One article which was good enough to repost in its entirety came from Jacques Berlinerblau, who often says wise things and should be heeded when he does.  Jacques has commented frequently on the need for secularists and even atheists to learn table manners and not rely simply on the assumed rectitude of their position while trying to influence people and win converts.
They could learn a lesson from that old time religion, Christianity, where instead of just shouting at people, like John the Baptist did (and look what happened to him), St Paul professed to become all things to all men in order to win souls to his cause.  Eventually, that strategy made Christianity the majority faith of the Roman empire.
Of course, the atheists old and new don’t believe there are souls to be won.  But there are political values at stake, and elections, and demographics which atheists and “seculars” do claim to care about.  But so far Americn secularism hasn’t had the savvy to know how to preach its gospel in a way that (really) ups the numbers.

_WHAT NEEDS TO BE DONE_
How would you put this sentence from the passage on secularists and atheists into Spanish: "Eventually, that strategy made Christianity the majority faith of the Roman empire."? The rows that come next aren't needed for anything here.

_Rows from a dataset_
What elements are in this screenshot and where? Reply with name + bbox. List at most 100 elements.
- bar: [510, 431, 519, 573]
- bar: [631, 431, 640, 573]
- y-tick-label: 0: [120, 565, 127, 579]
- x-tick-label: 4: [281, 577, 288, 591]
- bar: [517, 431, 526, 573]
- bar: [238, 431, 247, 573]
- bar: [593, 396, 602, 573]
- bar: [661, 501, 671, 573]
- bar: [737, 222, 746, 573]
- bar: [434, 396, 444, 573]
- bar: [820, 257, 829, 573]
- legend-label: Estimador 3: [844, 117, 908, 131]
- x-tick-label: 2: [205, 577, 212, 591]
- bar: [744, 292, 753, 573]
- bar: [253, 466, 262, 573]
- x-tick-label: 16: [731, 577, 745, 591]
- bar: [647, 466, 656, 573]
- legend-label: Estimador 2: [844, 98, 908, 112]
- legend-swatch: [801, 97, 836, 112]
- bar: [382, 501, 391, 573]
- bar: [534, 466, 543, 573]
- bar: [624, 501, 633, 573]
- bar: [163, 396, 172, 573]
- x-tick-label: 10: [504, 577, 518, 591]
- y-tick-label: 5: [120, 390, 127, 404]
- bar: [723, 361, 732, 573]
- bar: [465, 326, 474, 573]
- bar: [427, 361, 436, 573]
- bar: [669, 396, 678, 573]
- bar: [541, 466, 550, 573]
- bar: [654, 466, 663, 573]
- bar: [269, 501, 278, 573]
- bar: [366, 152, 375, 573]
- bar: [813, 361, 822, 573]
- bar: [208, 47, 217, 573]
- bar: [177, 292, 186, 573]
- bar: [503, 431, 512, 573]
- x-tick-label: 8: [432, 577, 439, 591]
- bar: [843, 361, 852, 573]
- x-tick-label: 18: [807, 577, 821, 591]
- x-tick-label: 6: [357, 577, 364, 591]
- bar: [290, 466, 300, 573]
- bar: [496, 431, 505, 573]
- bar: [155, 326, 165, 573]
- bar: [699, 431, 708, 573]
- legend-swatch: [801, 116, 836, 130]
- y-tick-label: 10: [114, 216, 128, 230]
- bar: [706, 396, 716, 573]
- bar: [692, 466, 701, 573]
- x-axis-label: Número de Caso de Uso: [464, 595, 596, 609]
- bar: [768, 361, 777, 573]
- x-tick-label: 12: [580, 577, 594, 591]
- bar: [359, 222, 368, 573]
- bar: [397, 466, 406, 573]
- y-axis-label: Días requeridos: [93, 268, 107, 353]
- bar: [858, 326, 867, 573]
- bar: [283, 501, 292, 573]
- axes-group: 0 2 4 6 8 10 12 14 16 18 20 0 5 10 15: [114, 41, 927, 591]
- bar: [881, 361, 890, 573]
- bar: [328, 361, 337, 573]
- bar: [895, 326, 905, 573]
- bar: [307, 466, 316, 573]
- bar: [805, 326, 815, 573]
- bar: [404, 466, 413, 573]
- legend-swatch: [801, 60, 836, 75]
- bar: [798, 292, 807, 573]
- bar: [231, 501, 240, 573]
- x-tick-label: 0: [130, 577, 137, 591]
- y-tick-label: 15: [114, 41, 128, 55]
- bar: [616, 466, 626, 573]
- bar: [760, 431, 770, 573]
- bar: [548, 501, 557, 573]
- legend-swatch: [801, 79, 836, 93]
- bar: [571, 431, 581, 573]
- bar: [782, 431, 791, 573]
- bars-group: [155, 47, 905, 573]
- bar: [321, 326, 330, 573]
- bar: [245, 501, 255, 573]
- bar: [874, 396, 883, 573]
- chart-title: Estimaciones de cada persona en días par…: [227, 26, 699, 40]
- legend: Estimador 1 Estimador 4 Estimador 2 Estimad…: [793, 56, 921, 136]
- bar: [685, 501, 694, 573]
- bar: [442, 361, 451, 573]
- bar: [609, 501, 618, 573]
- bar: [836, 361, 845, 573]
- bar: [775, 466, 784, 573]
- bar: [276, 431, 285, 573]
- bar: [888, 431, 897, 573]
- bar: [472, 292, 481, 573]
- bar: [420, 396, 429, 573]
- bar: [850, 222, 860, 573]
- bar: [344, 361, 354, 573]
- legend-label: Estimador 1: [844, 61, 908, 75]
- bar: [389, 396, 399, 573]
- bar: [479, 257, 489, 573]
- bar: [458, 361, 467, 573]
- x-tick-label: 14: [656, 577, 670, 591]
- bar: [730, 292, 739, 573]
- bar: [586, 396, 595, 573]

_ANSWER TO THE PROBLEM_
Con el tiempo, esa estrategia convirtió al cristianismo en la fe mayoritaria del Imperio romano.